### Set exercise
Please copy every one of the following items word for word, leaving the pictures out of your answer.

— start of Records to use —

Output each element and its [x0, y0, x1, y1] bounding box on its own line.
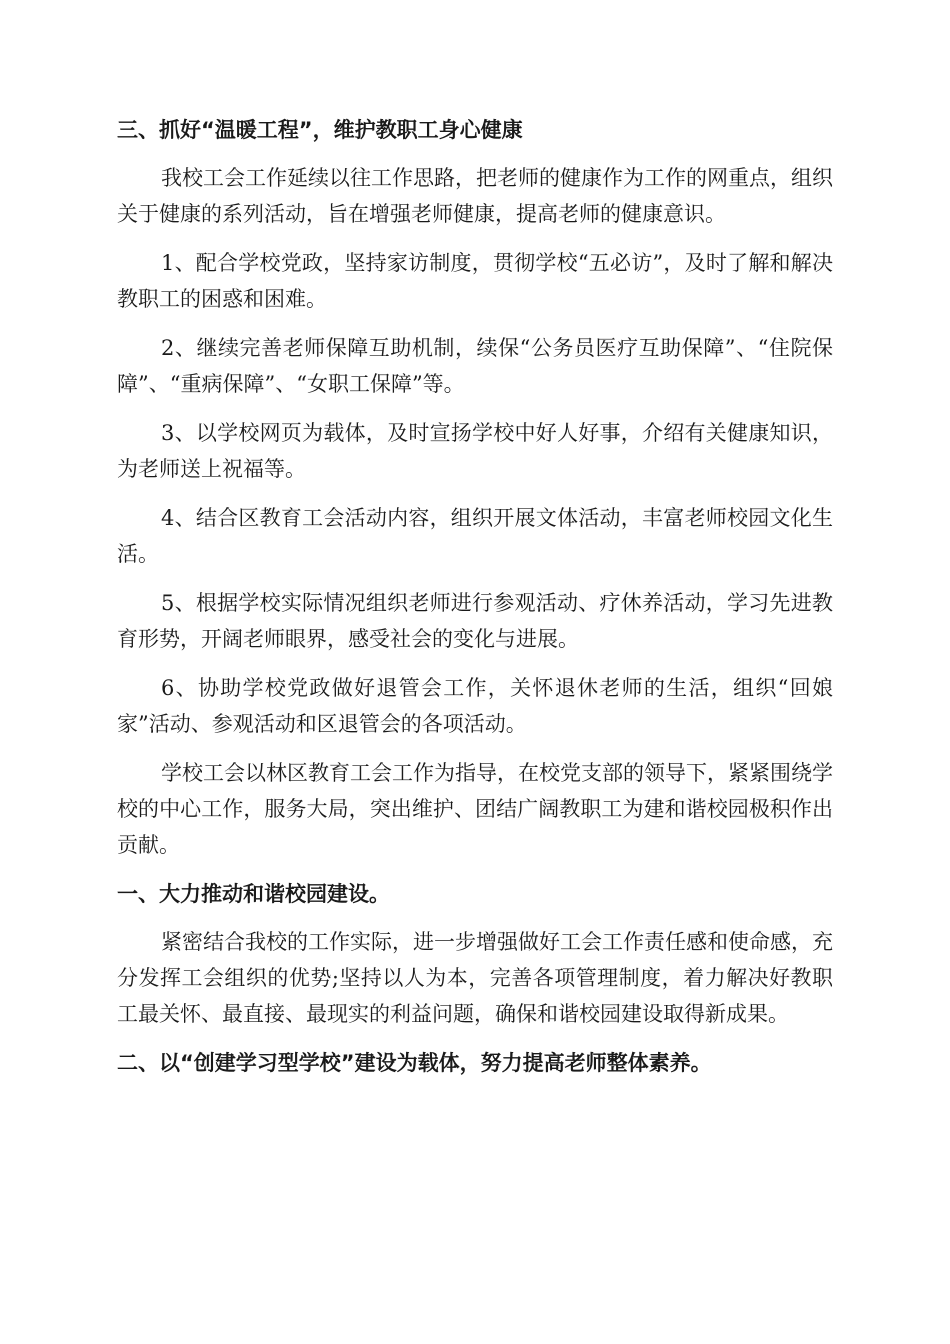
list-item: 3、以学校网页为载体，及时宣扬学校中好人好事，介绍有关健康知识，为老师送上祝福等。 [117, 421, 833, 481]
intro-paragraph: 我校工会工作延续以往工作思路，把老师的健康作为工作的网重点，组织关于健康的系列活动，旨在增强老师健康，提高老师的健康意识。 [117, 166, 833, 226]
list-item: 5、根据学校实际情况组织老师进行参观活动、疗休养活动，学习先进教育形势，开阔老师眼界，感受社会的变化与进展。 [117, 591, 833, 651]
list-item: 1、配合学校党政，坚持家访制度，贯彻学校“五必访”，及时了解和解决教职工的困惑和困难。 [117, 251, 833, 311]
section-heading-learning: 二、以“创建学习型学校”建设为载体，努力提高老师整体素养。 [117, 1051, 712, 1075]
list-item: 2、继续完善老师保障互助机制，续保“公务员医疗互助保障”、“住院保障”、“重病保障”、“女职工保障”等。 [117, 336, 833, 396]
list-item: 6、协助学校党政做好退管会工作，关怀退休老师的生活，组织“回娘家”活动、参观活动和区退管会的各项活动。 [117, 676, 833, 736]
harmony-paragraph: 紧密结合我校的工作实际，进一步增强做好工会工作责任感和使命感，充分发挥工会组织的优势;坚持以人为本，完善各项管理制度，着力解决好教职工最关怀、最直接、最现实的利益问题，确保和谐校园建设取得新成果。 [117, 930, 833, 1026]
document-page [117, 112, 833, 1093]
section-heading-warmth: 三、抓好“温暖工程”，维护教职工身心健康 [117, 118, 523, 142]
list-item: 4、结合区教育工会活动内容，组织开展文体活动，丰富老师校园文化生活。 [117, 506, 833, 566]
section-heading-harmony: 一、大力推动和谐校园建设。 [117, 882, 390, 906]
summary-paragraph: 学校工会以林区教育工会工作为指导，在校党支部的领导下，紧紧围绕学校的中心工作，服务大局，突出维护、团结广阔教职工为建和谐校园极积作出贡献。 [117, 761, 833, 857]
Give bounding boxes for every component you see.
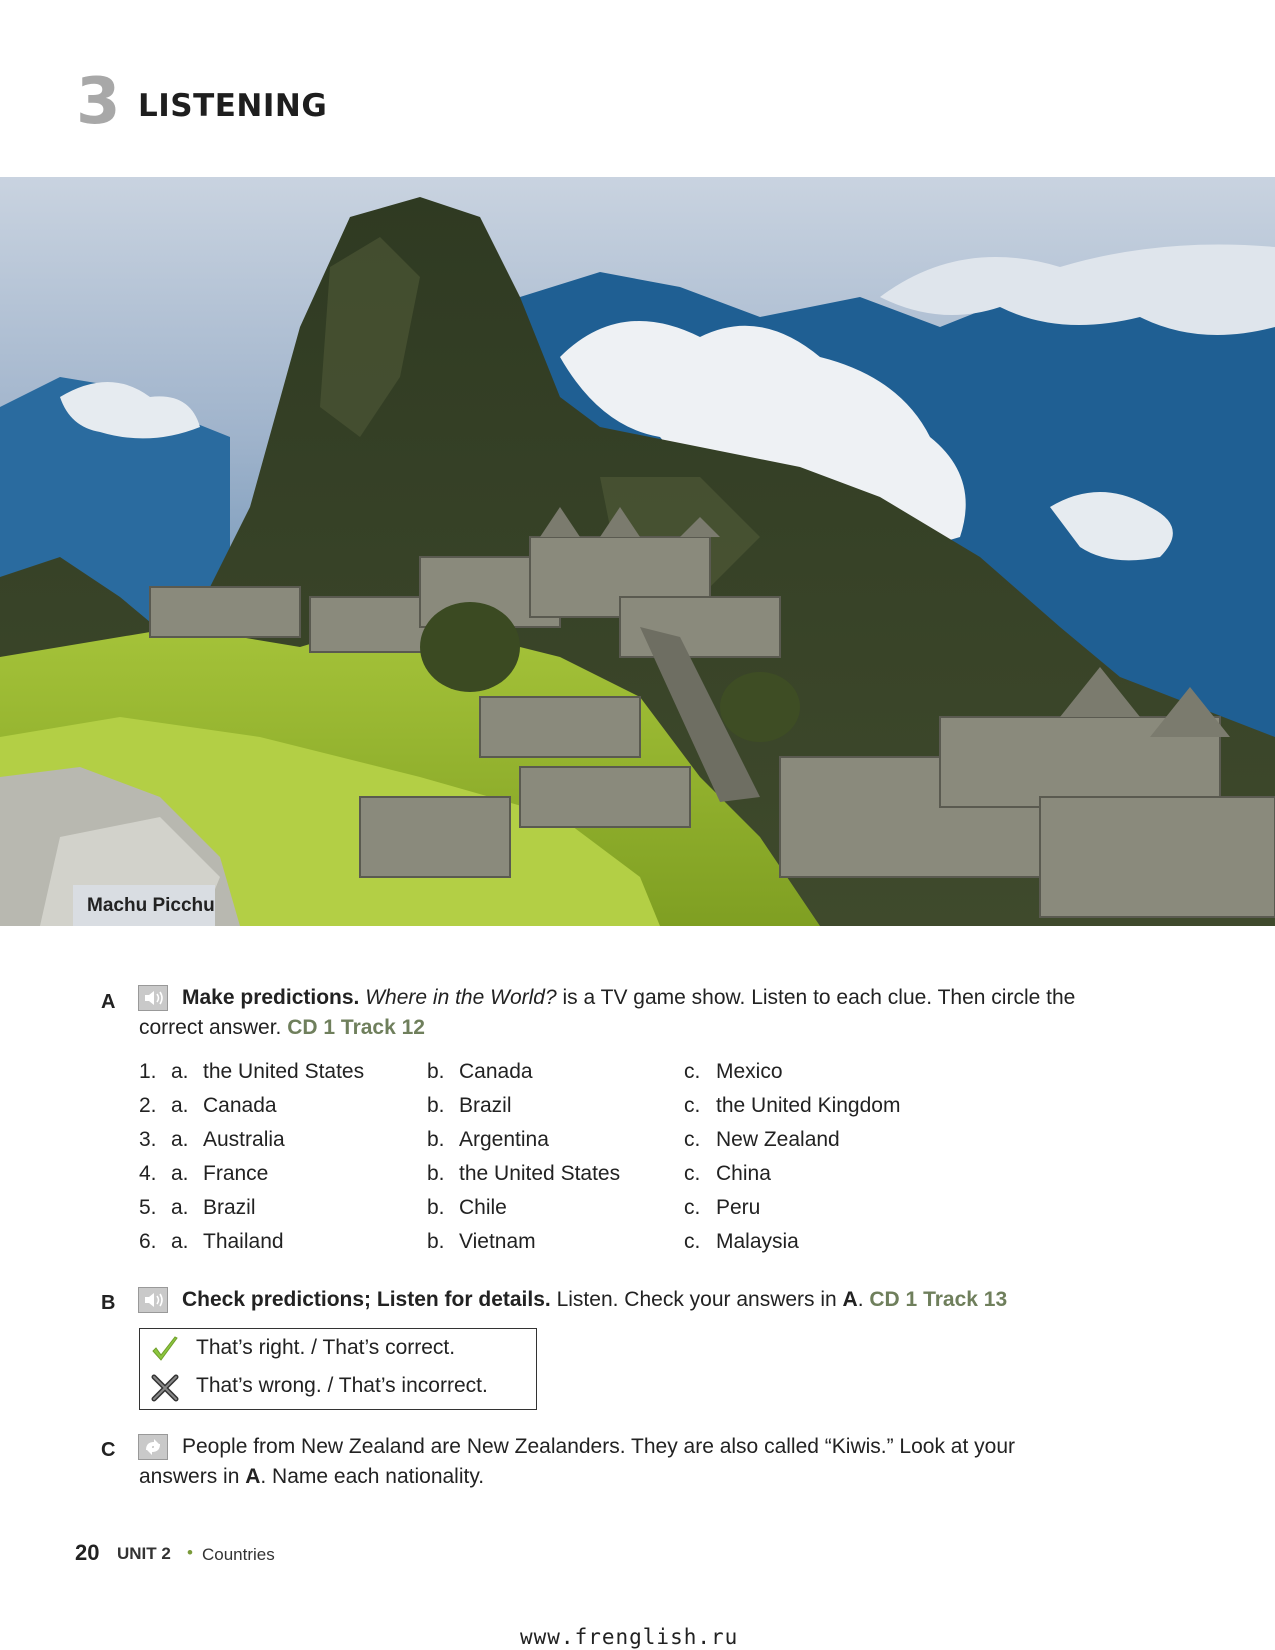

— end of Records to use —

### Task output
Output each element and its [x0, y0, x1, y1] bounding box on its own line.
list-item: 3、以学校网页为载体，及时宣扬学校中好人好事，介绍有关健康知识，为老师送上祝福等。 [117, 421, 833, 481]
intro-paragraph: 我校工会工作延续以往工作思路，把老师的健康作为工作的网重点，组织关于健康的系列活动，旨在增强老师健康，提高老师的健康意识。 [117, 166, 833, 226]
list-item: 5、根据学校实际情况组织老师进行参观活动、疗休养活动，学习先进教育形势，开阔老师眼界，感受社会的变化与进展。 [117, 591, 833, 651]
list-item: 1、配合学校党政，坚持家访制度，贯彻学校“五必访”，及时了解和解决教职工的困惑和困难。 [117, 251, 833, 311]
section-heading-learning: 二、以“创建学习型学校”建设为载体，努力提高老师整体素养。 [117, 1051, 712, 1075]
list-item: 2、继续完善老师保障互助机制，续保“公务员医疗互助保障”、“住院保障”、“重病保障”、“女职工保障”等。 [117, 336, 833, 396]
list-item: 6、协助学校党政做好退管会工作，关怀退休老师的生活，组织“回娘家”活动、参观活动和区退管会的各项活动。 [117, 676, 833, 736]
harmony-paragraph: 紧密结合我校的工作实际，进一步增强做好工会工作责任感和使命感，充分发挥工会组织的优势;坚持以人为本，完善各项管理制度，着力解决好教职工最关怀、最直接、最现实的利益问题，确保和谐校园建设取得新成果。 [117, 930, 833, 1026]
document-page [117, 112, 833, 1093]
section-heading-warmth: 三、抓好“温暖工程”，维护教职工身心健康 [117, 118, 523, 142]
list-item: 4、结合区教育工会活动内容，组织开展文体活动，丰富老师校园文化生活。 [117, 506, 833, 566]
section-heading-harmony: 一、大力推动和谐校园建设。 [117, 882, 390, 906]
summary-paragraph: 学校工会以林区教育工会工作为指导，在校党支部的领导下，紧紧围绕学校的中心工作，服务大局，突出维护、团结广阔教职工为建和谐校园极积作出贡献。 [117, 761, 833, 857]
Give bounding boxes for every component you see.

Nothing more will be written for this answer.